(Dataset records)
* * * *

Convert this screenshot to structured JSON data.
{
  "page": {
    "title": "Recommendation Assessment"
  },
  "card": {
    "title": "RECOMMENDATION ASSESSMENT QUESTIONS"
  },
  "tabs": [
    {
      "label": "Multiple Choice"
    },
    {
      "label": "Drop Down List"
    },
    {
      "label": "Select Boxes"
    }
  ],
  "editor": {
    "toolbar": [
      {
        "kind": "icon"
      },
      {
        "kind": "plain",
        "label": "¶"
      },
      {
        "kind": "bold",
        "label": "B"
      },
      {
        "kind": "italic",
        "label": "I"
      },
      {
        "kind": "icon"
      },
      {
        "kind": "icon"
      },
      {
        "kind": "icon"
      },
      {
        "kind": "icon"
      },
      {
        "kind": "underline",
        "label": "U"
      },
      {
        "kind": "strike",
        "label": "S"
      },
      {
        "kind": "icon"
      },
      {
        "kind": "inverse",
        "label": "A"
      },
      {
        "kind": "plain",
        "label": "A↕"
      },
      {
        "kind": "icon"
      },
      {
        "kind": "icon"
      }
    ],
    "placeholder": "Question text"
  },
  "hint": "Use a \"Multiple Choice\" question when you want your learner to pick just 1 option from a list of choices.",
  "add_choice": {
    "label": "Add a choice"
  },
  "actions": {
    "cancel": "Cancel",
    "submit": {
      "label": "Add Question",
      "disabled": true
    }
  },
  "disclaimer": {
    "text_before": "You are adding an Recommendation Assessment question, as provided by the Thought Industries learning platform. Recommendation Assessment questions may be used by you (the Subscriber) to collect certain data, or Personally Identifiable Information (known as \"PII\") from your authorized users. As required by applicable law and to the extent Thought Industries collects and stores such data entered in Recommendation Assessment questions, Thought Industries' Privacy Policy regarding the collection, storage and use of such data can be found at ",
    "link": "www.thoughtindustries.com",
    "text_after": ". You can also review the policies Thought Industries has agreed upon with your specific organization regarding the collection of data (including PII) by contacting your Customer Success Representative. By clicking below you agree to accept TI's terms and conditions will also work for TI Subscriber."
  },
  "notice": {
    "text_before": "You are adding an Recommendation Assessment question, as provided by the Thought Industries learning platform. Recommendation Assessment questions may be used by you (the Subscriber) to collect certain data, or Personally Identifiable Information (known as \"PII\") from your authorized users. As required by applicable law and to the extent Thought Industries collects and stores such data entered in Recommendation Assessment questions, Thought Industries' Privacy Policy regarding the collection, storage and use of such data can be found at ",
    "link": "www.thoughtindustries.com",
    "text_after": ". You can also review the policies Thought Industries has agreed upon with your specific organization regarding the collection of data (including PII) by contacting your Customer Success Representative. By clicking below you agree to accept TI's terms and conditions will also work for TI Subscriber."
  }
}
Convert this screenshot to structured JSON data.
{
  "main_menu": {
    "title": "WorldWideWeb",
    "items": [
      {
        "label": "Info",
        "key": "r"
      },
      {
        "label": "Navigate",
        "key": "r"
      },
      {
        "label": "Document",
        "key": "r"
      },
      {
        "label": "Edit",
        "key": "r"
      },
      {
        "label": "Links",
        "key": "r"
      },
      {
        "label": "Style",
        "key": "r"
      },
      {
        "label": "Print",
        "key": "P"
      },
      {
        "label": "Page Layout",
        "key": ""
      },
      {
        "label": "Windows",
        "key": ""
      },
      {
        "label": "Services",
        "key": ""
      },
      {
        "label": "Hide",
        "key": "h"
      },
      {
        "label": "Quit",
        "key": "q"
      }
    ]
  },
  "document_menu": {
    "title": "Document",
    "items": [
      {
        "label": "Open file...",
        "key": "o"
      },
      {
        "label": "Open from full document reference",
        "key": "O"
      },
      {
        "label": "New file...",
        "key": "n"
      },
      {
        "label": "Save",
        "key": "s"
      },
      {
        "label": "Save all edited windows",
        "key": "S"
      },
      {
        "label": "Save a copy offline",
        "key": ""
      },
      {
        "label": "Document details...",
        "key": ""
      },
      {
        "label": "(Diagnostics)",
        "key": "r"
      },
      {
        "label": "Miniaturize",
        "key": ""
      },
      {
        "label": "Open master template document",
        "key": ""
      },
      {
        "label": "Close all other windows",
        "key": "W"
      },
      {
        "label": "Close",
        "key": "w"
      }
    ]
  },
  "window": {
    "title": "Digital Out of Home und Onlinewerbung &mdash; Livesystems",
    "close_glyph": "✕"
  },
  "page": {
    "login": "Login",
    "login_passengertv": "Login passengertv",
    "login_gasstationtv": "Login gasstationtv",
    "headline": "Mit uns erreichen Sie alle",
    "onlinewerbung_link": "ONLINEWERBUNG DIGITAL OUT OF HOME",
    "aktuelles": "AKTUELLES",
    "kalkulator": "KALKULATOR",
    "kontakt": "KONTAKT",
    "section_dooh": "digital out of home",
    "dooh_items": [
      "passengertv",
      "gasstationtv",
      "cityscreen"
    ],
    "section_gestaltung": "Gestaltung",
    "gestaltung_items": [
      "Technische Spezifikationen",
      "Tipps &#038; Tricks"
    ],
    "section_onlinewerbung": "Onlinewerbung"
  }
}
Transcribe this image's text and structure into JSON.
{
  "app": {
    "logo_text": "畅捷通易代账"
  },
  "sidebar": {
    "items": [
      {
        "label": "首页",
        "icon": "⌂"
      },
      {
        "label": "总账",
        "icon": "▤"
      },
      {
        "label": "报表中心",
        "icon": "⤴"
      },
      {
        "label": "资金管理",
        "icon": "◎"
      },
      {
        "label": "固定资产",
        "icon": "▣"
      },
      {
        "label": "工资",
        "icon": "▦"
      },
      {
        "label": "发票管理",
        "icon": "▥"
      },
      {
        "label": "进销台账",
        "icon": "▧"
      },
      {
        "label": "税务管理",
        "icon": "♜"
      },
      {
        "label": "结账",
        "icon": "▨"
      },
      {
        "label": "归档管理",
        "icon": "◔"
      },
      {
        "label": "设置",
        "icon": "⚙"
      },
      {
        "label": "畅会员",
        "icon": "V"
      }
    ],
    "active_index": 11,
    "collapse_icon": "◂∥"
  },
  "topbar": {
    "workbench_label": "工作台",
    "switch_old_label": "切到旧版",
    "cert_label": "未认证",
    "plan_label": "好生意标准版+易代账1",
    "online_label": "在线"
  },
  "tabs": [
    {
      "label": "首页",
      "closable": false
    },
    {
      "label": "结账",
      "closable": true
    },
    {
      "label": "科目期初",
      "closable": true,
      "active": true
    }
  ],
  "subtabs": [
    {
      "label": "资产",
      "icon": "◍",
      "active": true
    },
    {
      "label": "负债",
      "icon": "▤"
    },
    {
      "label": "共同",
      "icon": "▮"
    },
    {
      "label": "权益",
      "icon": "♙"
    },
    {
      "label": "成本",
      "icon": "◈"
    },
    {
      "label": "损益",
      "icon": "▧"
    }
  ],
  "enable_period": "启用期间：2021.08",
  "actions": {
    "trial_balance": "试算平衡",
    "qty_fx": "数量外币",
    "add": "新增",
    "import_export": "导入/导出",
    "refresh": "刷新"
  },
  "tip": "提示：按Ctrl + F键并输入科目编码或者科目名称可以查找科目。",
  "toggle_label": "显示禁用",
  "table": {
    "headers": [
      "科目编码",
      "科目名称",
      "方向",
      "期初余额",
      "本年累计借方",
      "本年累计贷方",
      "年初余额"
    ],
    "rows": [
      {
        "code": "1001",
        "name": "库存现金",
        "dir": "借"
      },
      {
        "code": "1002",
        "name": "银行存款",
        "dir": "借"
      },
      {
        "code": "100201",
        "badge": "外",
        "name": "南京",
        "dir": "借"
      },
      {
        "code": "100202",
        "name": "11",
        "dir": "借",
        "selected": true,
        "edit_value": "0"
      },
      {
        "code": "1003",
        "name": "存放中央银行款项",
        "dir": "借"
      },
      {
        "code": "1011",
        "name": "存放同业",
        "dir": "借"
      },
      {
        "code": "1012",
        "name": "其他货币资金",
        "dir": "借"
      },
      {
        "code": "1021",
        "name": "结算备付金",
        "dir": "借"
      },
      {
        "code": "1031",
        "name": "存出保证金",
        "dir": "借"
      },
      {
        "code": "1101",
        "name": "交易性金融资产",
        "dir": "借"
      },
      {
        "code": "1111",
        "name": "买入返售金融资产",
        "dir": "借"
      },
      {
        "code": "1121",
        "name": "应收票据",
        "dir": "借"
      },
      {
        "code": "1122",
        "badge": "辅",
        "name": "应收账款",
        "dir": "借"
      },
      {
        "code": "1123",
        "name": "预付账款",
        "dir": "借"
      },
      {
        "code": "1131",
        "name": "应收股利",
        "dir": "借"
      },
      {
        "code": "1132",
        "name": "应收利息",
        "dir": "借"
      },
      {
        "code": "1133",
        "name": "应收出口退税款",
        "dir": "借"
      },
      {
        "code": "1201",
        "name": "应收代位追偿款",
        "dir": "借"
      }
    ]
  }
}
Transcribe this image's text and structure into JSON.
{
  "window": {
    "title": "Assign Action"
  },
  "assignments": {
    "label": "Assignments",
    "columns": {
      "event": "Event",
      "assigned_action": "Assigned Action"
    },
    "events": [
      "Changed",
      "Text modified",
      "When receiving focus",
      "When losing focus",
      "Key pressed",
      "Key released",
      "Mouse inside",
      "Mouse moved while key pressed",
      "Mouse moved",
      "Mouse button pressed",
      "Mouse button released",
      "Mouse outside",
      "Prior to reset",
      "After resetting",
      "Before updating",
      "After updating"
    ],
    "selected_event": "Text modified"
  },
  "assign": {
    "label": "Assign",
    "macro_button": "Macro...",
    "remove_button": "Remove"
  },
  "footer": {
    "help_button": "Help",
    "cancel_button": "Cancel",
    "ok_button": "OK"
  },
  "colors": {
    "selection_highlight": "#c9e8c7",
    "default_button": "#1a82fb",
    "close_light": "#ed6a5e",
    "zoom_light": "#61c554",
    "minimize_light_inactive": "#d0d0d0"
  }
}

* * * *

■ EXERCISE DETAILS
Pick out and copy every line that contains the word "closable".

■ FINISHED EXERCISE
      "closable": false
      "closable": true
      "closable": true,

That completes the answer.